TM: We don’t talk about it in terms of it being an artwork, but we talk about it more in terms of encapsulating aspects of a project or projects, so it’s a stage, and it’s an extension of a project.

EJ: I think the issue is that it’s a little bit of an unresolved issue now in our practice, because we live in different worlds, but actually we don’t and that’s what’s quite interesting, when we’re talking about the status of things we take out of our archive. For example printed photographs are part of the project. There are twelve fantastic photographic prints which we’ve not framed, they’re rolled up, just come out of a tube, but actually when people come in and look at them, they go WOW!. For them that single print that came out of the project is enough to be an artwork. So for us the definition of an artwork is very diffused, because on the one hand you could say, all the things we do is the artwork.

You are the artwork?

▶ WHAT NEEDS TO BE DONE
Quote the stretch of the interview excerpt from "TM: We don’t" through "of a project." word for word.

▶ DATA SUPPLIED
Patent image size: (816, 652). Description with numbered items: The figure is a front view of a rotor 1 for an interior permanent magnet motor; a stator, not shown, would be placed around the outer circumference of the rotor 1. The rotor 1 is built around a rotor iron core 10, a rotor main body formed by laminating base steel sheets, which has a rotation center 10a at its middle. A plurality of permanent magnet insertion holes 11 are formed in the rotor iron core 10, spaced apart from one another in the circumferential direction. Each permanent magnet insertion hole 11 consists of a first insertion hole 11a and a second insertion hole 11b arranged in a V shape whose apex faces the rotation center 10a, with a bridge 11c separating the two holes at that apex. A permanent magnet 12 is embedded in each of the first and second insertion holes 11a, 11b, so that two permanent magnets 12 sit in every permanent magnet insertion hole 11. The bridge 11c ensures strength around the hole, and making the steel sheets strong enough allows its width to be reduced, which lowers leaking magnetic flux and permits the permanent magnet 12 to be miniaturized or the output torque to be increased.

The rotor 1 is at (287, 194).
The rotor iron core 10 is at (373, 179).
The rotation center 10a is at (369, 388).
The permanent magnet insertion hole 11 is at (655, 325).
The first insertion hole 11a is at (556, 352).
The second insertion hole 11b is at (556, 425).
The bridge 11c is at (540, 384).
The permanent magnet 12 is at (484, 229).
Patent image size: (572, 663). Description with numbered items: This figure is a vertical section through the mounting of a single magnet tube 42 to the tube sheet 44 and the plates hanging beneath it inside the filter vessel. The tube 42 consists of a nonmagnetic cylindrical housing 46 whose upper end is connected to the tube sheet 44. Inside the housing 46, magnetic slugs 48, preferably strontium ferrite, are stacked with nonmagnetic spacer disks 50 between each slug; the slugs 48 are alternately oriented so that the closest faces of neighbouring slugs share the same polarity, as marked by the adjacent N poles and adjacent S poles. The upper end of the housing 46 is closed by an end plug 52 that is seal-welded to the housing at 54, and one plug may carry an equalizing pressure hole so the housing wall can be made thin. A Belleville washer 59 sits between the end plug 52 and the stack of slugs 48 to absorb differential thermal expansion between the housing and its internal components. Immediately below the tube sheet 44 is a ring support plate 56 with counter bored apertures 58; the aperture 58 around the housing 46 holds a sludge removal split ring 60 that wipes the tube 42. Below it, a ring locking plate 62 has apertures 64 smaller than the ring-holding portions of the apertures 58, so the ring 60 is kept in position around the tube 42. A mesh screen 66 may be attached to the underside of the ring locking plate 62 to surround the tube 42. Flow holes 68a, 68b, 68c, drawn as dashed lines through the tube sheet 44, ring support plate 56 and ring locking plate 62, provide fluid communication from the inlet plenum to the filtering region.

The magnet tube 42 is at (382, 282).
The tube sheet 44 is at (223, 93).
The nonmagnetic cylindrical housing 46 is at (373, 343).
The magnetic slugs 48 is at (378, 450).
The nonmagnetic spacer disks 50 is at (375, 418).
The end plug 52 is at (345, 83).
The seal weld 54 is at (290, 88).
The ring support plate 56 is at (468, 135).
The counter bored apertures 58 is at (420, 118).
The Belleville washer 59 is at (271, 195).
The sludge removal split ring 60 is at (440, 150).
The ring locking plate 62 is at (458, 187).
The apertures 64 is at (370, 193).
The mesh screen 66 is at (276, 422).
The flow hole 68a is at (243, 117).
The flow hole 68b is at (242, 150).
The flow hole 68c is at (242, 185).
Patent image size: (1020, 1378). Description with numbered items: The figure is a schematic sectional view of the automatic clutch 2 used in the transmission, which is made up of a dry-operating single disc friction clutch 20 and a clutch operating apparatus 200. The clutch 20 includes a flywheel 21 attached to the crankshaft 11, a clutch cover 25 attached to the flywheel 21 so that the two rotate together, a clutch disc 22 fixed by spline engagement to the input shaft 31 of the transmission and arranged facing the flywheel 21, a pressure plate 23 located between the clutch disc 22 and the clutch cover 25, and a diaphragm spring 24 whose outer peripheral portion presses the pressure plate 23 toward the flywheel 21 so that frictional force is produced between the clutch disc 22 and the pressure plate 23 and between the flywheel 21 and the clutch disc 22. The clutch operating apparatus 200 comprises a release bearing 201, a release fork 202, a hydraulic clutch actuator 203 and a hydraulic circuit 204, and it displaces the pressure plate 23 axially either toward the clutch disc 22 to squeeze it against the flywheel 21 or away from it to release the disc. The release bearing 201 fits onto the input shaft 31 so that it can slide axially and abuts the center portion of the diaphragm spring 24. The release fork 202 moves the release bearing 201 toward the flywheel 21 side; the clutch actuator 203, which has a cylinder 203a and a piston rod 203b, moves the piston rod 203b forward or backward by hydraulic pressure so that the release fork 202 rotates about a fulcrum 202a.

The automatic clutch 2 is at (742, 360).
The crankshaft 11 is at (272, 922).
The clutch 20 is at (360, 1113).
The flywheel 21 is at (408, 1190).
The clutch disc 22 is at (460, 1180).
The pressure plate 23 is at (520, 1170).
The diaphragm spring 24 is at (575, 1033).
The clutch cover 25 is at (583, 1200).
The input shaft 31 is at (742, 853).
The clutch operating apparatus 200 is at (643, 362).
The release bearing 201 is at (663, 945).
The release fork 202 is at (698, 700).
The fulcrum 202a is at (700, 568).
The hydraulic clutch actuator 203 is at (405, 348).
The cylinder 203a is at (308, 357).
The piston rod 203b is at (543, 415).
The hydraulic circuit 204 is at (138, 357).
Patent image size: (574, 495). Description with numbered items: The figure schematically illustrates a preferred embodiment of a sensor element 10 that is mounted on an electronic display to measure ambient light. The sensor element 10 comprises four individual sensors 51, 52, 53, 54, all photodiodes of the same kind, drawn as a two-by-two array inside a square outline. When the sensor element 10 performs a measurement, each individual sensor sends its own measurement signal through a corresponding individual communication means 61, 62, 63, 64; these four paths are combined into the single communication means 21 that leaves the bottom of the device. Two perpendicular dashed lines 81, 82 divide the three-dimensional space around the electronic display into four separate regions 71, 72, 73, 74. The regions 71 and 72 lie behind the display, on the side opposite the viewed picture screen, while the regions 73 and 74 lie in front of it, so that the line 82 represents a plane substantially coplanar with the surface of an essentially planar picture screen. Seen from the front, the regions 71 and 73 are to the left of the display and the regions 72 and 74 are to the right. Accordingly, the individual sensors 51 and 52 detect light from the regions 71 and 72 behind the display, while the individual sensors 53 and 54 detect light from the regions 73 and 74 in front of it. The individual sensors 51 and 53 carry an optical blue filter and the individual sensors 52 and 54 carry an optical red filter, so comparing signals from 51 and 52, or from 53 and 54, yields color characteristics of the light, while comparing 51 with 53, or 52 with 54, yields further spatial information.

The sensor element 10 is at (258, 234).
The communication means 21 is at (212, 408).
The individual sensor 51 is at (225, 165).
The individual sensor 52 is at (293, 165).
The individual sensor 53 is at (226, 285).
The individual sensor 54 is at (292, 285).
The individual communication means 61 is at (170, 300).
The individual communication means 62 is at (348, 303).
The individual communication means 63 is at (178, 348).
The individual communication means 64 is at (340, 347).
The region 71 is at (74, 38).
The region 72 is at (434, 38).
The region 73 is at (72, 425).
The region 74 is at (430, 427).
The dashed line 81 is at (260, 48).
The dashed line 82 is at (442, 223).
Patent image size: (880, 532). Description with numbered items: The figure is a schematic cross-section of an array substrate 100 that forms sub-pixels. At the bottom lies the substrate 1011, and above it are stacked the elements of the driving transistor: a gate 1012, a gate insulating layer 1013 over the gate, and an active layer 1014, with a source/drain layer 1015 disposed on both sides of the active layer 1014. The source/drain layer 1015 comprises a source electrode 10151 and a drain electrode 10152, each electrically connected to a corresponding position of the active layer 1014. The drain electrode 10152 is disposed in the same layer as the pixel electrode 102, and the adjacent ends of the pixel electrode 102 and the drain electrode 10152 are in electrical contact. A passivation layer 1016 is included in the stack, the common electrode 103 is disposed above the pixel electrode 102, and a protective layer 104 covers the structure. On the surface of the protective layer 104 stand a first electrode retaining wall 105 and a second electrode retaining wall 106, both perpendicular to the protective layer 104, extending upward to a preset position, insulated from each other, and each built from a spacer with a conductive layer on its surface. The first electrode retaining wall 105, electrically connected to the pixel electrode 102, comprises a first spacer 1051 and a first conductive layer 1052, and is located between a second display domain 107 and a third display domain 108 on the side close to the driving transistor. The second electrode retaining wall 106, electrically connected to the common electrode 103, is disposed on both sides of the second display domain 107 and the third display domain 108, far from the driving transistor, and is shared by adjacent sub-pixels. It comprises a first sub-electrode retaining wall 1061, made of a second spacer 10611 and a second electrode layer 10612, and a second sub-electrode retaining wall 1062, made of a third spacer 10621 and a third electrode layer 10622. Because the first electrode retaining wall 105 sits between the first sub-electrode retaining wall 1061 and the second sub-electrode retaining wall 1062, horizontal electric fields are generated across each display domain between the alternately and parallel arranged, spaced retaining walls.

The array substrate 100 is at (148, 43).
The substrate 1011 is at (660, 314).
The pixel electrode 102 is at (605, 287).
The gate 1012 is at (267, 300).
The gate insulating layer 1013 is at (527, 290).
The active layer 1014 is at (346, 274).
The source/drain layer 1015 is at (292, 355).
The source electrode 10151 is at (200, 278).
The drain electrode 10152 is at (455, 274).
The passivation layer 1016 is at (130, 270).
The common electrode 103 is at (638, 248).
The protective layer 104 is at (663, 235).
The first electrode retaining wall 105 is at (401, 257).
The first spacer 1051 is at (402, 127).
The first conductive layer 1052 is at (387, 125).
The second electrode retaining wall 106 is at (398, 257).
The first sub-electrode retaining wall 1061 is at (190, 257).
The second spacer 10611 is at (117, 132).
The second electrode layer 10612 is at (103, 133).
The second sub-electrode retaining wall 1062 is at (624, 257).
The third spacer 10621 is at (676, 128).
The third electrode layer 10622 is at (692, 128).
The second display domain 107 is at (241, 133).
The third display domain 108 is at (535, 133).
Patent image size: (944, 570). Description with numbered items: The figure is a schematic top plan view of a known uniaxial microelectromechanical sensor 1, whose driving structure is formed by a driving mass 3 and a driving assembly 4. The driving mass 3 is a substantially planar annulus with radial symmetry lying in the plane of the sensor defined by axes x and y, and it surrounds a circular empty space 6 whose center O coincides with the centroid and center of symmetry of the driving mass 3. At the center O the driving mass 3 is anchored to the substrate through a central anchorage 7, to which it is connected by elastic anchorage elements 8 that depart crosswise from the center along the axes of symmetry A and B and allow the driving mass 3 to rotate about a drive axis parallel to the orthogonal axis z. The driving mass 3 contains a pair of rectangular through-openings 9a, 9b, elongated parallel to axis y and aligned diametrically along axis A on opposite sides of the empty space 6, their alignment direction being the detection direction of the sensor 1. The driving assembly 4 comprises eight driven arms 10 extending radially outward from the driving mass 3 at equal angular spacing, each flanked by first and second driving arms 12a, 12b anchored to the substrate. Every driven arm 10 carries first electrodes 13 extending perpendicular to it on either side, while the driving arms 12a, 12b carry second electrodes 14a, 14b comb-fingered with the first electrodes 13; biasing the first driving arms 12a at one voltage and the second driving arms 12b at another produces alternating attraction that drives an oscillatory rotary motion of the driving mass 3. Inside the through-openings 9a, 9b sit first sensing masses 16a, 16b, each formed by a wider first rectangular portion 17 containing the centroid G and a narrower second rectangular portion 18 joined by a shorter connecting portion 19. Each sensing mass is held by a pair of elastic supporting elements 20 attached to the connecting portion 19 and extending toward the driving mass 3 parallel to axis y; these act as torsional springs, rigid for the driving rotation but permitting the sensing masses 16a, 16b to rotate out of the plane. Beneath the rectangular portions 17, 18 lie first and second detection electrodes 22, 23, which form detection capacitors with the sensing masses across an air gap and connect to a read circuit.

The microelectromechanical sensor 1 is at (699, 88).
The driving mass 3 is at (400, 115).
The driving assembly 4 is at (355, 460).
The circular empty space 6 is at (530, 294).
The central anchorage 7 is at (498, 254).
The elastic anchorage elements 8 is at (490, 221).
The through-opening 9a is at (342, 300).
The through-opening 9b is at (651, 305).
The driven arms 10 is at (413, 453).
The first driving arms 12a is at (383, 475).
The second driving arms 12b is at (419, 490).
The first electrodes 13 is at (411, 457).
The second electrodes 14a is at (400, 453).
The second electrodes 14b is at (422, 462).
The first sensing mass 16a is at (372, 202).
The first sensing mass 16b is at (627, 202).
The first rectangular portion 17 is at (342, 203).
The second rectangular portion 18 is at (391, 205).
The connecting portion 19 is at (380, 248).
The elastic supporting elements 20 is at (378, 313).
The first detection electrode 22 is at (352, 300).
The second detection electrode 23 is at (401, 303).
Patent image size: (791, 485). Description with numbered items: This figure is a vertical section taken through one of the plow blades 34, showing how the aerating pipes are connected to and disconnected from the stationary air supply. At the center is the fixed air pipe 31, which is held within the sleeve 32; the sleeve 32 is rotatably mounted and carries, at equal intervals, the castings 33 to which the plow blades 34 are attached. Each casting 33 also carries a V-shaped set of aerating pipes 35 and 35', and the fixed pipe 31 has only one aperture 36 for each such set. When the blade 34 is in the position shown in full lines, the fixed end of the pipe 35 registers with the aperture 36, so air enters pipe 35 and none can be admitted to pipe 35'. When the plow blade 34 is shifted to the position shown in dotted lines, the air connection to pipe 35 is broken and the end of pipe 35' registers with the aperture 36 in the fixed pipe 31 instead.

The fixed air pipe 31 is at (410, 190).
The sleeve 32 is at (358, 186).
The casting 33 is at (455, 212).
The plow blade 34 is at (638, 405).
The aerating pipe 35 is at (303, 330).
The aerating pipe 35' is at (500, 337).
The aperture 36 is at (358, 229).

▶ ANSWER TO THE EXERCISE
TM: We don’t talk about it in terms of it being an artwork, but we talk about it more in terms of encapsulating aspects of a project or projects, so it’s a stage, and it’s an extension of a project.